-- begin --
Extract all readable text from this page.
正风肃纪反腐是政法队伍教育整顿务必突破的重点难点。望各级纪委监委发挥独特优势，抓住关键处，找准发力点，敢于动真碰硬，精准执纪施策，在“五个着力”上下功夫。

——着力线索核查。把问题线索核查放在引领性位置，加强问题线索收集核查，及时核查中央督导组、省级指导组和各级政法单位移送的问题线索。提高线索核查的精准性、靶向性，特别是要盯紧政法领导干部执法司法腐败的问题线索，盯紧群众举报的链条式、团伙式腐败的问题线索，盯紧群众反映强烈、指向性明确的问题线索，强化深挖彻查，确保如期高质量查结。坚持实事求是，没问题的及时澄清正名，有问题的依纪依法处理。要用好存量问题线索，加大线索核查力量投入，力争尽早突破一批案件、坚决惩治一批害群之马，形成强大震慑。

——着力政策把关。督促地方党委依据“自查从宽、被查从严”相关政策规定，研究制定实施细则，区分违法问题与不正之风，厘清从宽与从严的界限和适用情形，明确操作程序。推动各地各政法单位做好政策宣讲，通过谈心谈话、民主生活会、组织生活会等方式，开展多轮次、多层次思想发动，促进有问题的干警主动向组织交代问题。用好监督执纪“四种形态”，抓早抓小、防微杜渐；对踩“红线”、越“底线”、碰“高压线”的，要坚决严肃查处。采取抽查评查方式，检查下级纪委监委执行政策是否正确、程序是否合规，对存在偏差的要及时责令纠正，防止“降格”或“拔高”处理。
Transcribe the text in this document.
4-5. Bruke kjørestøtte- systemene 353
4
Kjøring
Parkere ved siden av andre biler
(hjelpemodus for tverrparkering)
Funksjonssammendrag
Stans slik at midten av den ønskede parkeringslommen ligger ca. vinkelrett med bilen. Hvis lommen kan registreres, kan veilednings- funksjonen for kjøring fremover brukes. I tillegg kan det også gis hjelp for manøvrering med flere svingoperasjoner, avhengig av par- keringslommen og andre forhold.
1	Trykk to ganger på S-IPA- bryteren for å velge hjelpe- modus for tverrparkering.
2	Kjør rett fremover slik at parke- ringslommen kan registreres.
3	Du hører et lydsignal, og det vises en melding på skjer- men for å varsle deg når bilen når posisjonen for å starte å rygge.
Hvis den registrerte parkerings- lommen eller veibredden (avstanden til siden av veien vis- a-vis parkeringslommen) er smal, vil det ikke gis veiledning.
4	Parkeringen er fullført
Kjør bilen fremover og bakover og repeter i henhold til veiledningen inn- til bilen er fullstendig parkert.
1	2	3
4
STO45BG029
-- end --
Output the records verbatim, from the first line to the last.

Answer for the task:
Extract all readable text from this page.
正风肃纪反腐是政法队伍教育整顿务必突破的重点难点。望各级纪委监委发挥独特优势，抓住关键处，找准发力点，敢于动真碰硬，精准执纪施策，在“五个着力”上下功夫。

——着力线索核查。把问题线索核查放在引领性位置，加强问题线索收集核查，及时核查中央督导组、省级指导组和各级政法单位移送的问题线索。提高线索核查的精准性、靶向性，特别是要盯紧政法领导干部执法司法腐败的问题线索，盯紧群众举报的链条式、团伙式腐败的问题线索，盯紧群众反映强烈、指向性明确的问题线索，强化深挖彻查，确保如期高质量查结。坚持实事求是，没问题的及时澄清正名，有问题的依纪依法处理。要用好存量问题线索，加大线索核查力量投入，力争尽早突破一批案件、坚决惩治一批害群之马，形成强大震慑。

——着力政策把关。督促地方党委依据“自查从宽、被查从严”相关政策规定，研究制定实施细则，区分违法问题与不正之风，厘清从宽与从严的界限和适用情形，明确操作程序。推动各地各政法单位做好政策宣讲，通过谈心谈话、民主生活会、组织生活会等方式，开展多轮次、多层次思想发动，促进有问题的干警主动向组织交代问题。用好监督执纪“四种形态”，抓早抓小、防微杜渐；对踩“红线”、越“底线”、碰“高压线”的，要坚决严肃查处。采取抽查评查方式，检查下级纪委监委执行政策是否正确、程序是否合规，对存在偏差的要及时责令纠正，防止“降格”或“拔高”处理。
Transcribe the text in this document.
4-5. Bruke kjørestøtte- systemene 353
4
Kjøring
Parkere ved siden av andre biler
(hjelpemodus for tverrparkering)
Funksjonssammendrag
Stans slik at midten av den ønskede parkeringslommen ligger ca. vinkelrett med bilen. Hvis lommen kan registreres, kan veilednings- funksjonen for kjøring fremover brukes. I tillegg kan det også gis hjelp for manøvrering med flere svingoperasjoner, avhengig av par- keringslommen og andre forhold.
1	Trykk to ganger på S-IPA- bryteren for å velge hjelpe- modus for tverrparkering.
2	Kjør rett fremover slik at parke- ringslommen kan registreres.
3	Du hører et lydsignal, og det vises en melding på skjer- men for å varsle deg når bilen når posisjonen for å starte å rygge.
Hvis den registrerte parkerings- lommen eller veibredden (avstanden til siden av veien vis- a-vis parkeringslommen) er smal, vil det ikke gis veiledning.
4	Parkeringen er fullført
Kjør bilen fremover og bakover og repeter i henhold til veiledningen inn- til bilen er fullstendig parkert.
1	2	3
4
STO45BG029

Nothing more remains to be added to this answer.